● EXERCISE TASK: Take every line from the listing below that contains "prodigy".

● EXERCISE INPUTS:
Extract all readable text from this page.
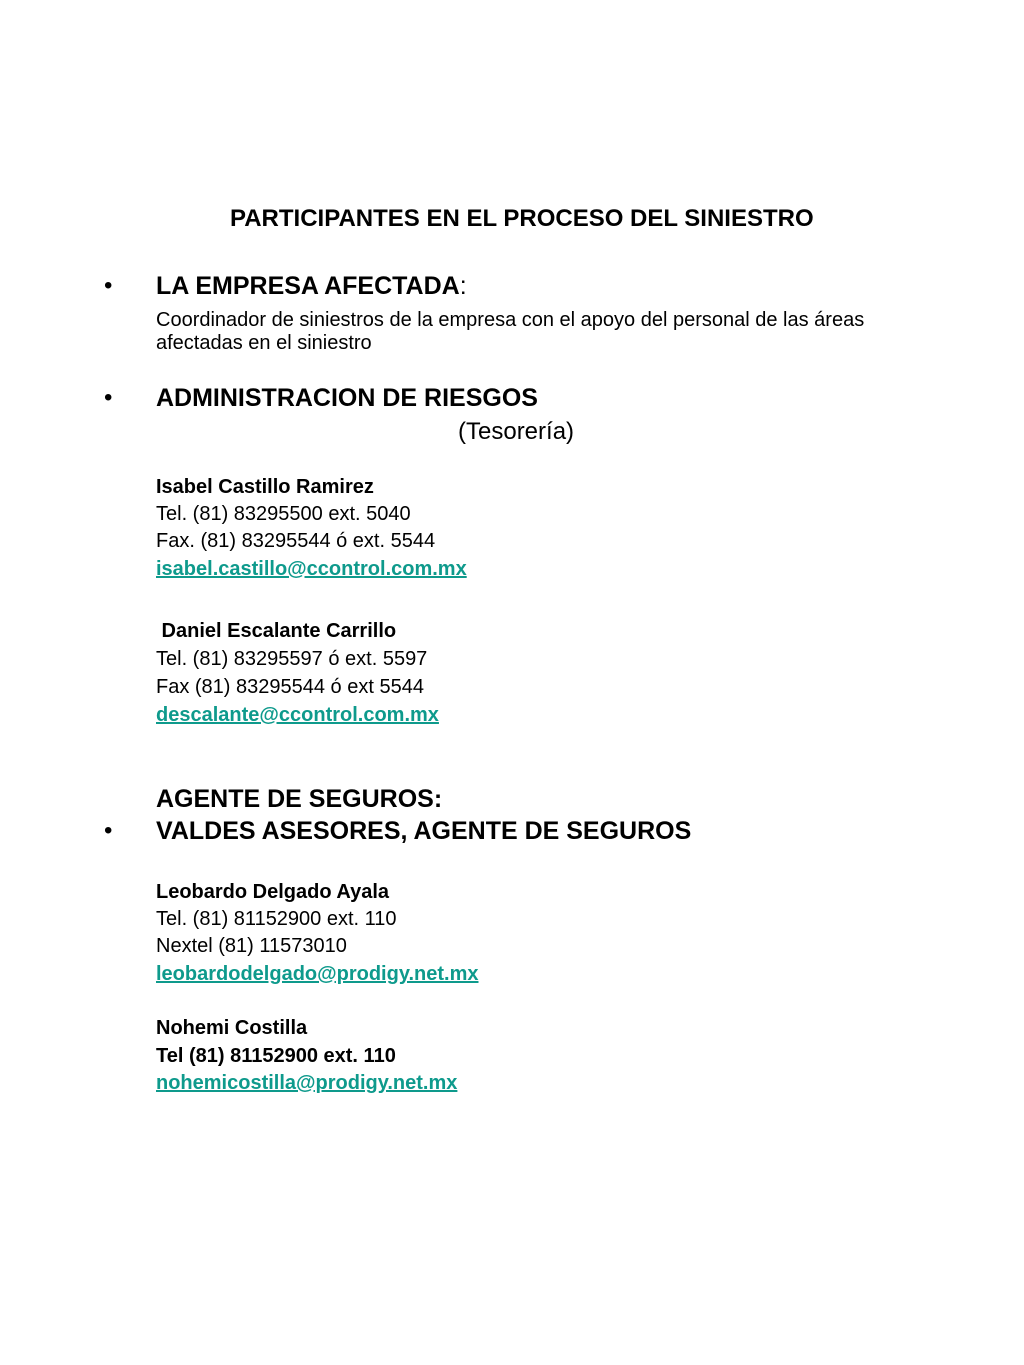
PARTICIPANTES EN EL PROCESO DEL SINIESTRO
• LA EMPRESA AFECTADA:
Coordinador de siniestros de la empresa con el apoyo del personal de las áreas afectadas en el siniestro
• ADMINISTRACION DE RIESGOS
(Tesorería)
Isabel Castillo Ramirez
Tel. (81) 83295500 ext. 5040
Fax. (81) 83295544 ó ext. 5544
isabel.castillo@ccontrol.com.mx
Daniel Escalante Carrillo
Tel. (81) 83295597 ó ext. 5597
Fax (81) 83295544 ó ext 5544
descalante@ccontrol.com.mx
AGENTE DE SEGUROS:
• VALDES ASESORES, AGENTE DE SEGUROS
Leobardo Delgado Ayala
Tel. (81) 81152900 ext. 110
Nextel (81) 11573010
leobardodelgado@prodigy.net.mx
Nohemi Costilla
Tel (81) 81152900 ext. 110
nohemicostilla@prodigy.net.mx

● REPLY:
leobardodelgado@prodigy.net.mx
nohemicostilla@prodigy.net.mx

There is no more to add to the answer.